Structured figure records:
====================
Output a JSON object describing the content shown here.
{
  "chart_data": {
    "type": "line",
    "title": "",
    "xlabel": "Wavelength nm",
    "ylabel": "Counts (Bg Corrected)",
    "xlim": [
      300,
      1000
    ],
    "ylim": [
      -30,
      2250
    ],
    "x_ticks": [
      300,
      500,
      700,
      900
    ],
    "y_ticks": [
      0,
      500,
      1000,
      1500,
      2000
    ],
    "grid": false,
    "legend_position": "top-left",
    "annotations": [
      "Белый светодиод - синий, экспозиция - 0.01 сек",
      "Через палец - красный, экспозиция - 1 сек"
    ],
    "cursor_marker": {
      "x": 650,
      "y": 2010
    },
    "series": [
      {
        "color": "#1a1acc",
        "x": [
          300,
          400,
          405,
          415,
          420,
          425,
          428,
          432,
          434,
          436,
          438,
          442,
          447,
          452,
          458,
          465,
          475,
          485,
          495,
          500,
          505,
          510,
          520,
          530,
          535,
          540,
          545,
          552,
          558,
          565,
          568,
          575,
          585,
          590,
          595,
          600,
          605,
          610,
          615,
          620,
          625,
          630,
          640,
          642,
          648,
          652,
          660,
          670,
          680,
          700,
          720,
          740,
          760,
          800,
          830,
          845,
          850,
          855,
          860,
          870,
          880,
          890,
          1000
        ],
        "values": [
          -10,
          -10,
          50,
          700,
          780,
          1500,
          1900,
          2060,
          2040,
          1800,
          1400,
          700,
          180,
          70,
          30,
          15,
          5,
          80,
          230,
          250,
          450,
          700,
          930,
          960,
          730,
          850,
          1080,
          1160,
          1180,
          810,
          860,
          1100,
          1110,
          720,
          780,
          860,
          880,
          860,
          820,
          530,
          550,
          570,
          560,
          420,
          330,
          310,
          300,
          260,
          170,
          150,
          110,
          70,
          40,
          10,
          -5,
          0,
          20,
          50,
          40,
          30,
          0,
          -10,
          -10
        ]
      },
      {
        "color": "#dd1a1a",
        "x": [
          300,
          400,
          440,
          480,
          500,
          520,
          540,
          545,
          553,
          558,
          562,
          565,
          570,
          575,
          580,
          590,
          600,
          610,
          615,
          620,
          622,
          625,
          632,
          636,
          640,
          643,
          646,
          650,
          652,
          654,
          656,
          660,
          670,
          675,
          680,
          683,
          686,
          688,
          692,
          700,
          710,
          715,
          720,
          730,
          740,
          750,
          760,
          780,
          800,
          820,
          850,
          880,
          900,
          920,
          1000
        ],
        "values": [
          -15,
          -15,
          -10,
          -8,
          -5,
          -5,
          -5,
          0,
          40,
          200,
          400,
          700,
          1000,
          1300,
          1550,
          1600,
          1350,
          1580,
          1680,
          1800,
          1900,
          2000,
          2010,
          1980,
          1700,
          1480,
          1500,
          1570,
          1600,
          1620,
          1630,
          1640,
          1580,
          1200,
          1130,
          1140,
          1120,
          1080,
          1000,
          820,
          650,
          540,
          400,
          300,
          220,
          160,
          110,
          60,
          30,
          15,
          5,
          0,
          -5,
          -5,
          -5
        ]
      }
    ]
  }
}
====================
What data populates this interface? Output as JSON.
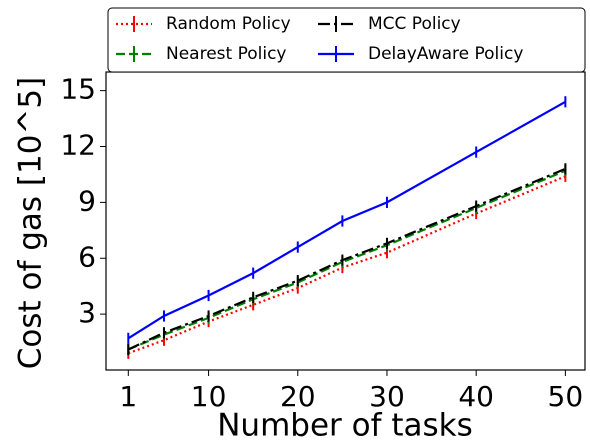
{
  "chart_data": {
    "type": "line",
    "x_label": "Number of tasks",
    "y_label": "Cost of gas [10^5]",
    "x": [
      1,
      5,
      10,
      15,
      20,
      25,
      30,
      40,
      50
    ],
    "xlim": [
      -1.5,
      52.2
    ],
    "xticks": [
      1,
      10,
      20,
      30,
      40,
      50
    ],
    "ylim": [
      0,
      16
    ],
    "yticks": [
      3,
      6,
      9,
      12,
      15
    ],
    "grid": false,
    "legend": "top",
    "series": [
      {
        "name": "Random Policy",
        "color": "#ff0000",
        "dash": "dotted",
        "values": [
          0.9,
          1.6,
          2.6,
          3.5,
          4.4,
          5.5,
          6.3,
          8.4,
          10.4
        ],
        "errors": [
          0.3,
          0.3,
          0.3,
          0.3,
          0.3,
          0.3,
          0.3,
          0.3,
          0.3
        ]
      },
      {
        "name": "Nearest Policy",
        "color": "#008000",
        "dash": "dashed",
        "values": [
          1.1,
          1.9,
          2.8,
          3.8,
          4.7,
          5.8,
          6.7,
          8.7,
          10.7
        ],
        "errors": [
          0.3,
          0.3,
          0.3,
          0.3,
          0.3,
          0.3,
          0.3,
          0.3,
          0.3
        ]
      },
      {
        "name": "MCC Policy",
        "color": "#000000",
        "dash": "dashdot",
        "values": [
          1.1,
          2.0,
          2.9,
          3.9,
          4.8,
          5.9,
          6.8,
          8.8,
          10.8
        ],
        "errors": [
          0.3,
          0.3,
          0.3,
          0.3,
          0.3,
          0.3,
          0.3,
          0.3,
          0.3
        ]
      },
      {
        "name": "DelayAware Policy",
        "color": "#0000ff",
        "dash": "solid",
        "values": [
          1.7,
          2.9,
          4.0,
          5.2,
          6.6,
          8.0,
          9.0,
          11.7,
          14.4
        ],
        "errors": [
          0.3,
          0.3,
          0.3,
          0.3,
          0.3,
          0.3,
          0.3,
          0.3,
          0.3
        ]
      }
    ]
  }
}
====================
DIRECTIONS = Identify and copy lines that hold the string "name".

WRITTEN ANSWER =
        "name": "Random Policy",
        "name": "Nearest Policy",
        "name": "MCC Policy",
        "name": "DelayAware Policy",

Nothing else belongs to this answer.